━━━ DATA EXTRACT

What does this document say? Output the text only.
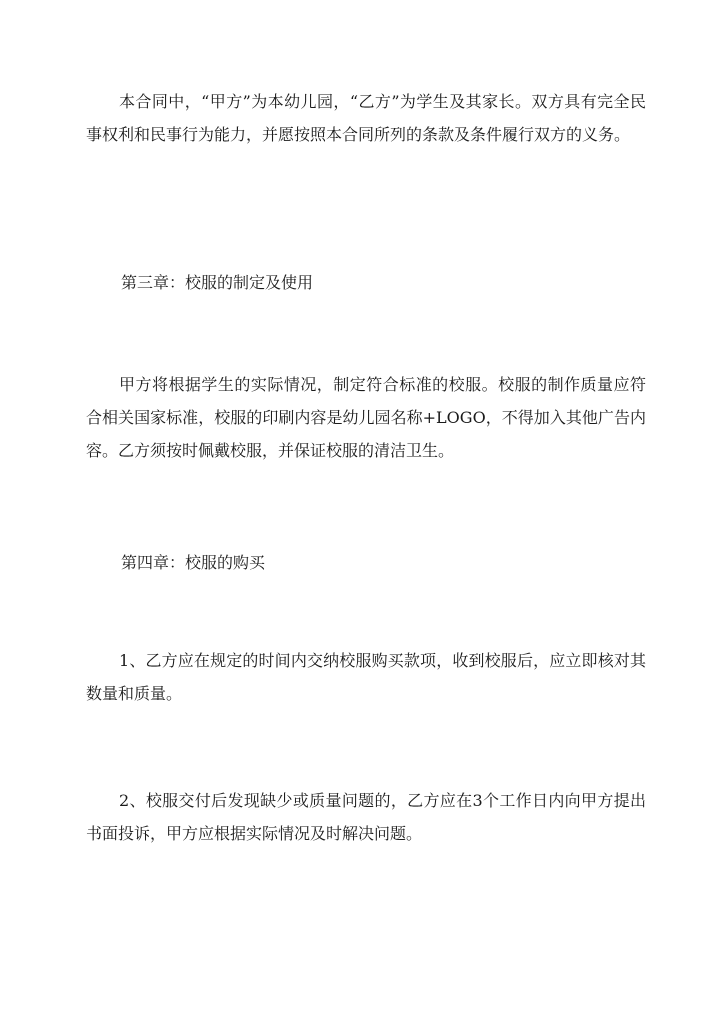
本合同中，“甲方”为本幼儿园，“乙方”为学生及其家长。双方具有完全民事权利和民事行为能力，并愿按照本合同所列的条款及条件履行双方的义务。

第三章：校服的制定及使用

甲方将根据学生的实际情况，制定符合标准的校服。校服的制作质量应符合相关国家标准，校服的印刷内容是幼儿园名称+LOGO，不得加入其他广告内容。乙方须按时佩戴校服，并保证校服的清洁卫生。

第四章：校服的购买

1、乙方应在规定的时间内交纳校服购买款项，收到校服后，应立即核对其数量和质量。

2、校服交付后发现缺少或质量问题的，乙方应在3个工作日内向甲方提出书面投诉，甲方应根据实际情况及时解决问题。
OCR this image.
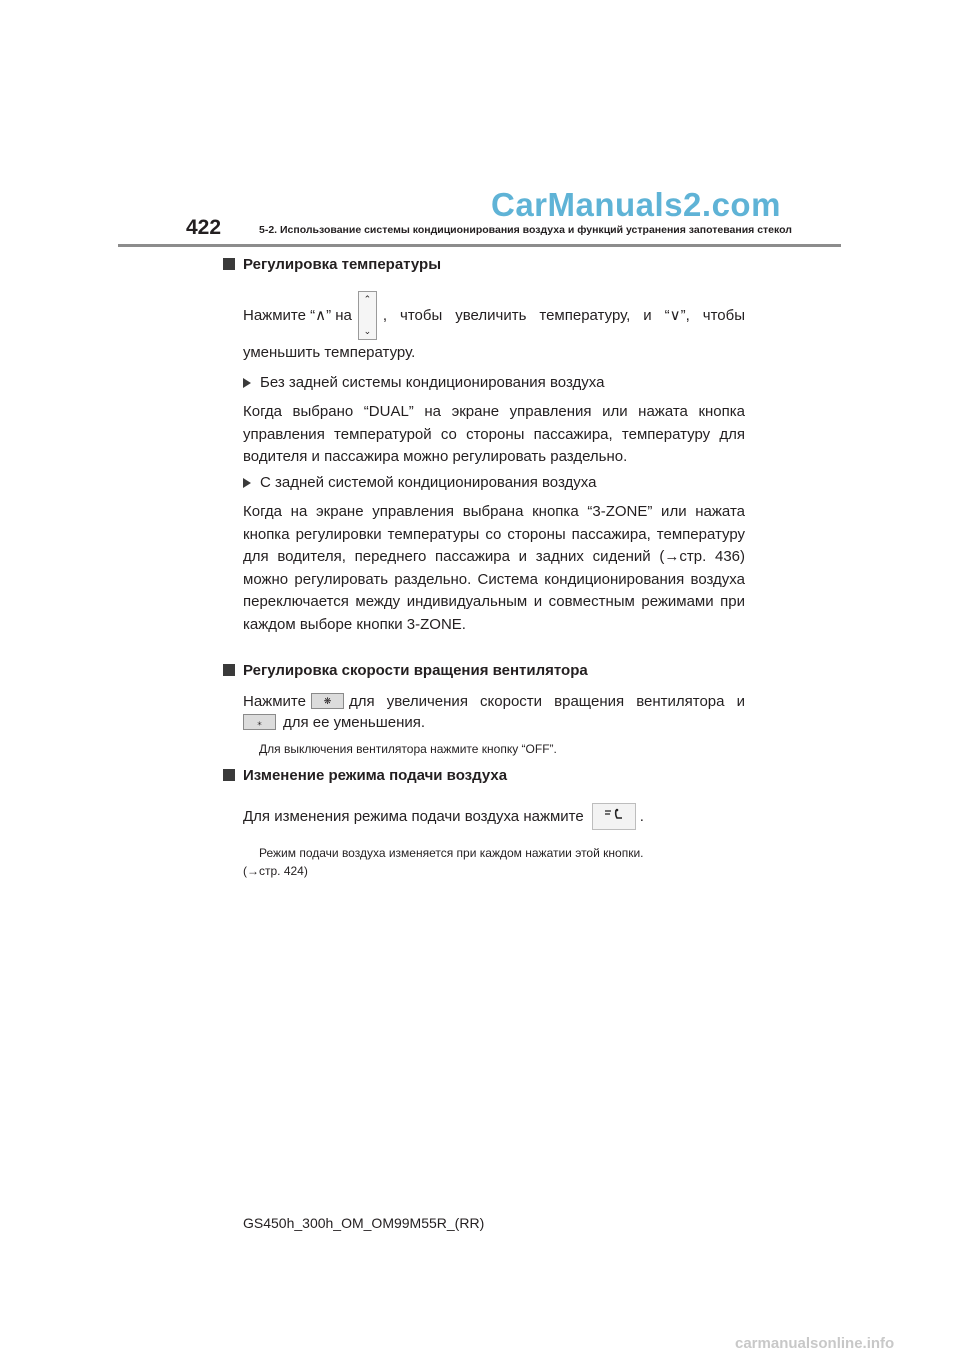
CarManuals2.com
422	5-2. Использование системы кондиционирования воздуха и функций устранения запотевания стекол
Регулировка температуры
Нажмите “∧” на
⌃
⌄
, чтобы увеличить температуру, и “∨”, чтобы
уменьшить температуру.
Без задней системы кондиционирования воздуха
Когда выбрано “DUAL” на экране управления или нажата кнопка управления температурой со стороны пассажира, температуру для водителя и пассажира можно регулировать раздельно.
С задней системой кондиционирования воздуха
Когда на экране управления выбрана кнопка “3-ZONE” или нажата кнопка регулировки температуры со стороны пассажира, температуру для водителя, переднего пассажира и задних сидений (→стр. 436) можно регулировать раздельно. Система кондиционирования воздуха переключается между индивидуальным и совместным режимами при каждом выборе кнопки 3-ZONE.
Регулировка скорости вращения вентилятора
Нажмите	❋	для увеличения скорости вращения вентилятора и
⁎	для ее уменьшения.
Для выключения вентилятора нажмите кнопку “OFF”.
Изменение режима подачи воздуха
Для изменения режима подачи воздуха нажмите	.
Режим подачи воздуха изменяется при каждом нажатии этой кнопки.
(→стр. 424)
GS450h_300h_OM_OM99M55R_(RR)
carmanualsonline.info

━━━━━━

* SET EXERCISE
Find each line holding "скорости". Copy it out.

* CORRECT RESPONSE
Регулировка скорости вращения вентилятора
Нажмите	❋	для увеличения скорости вращения вентилятора и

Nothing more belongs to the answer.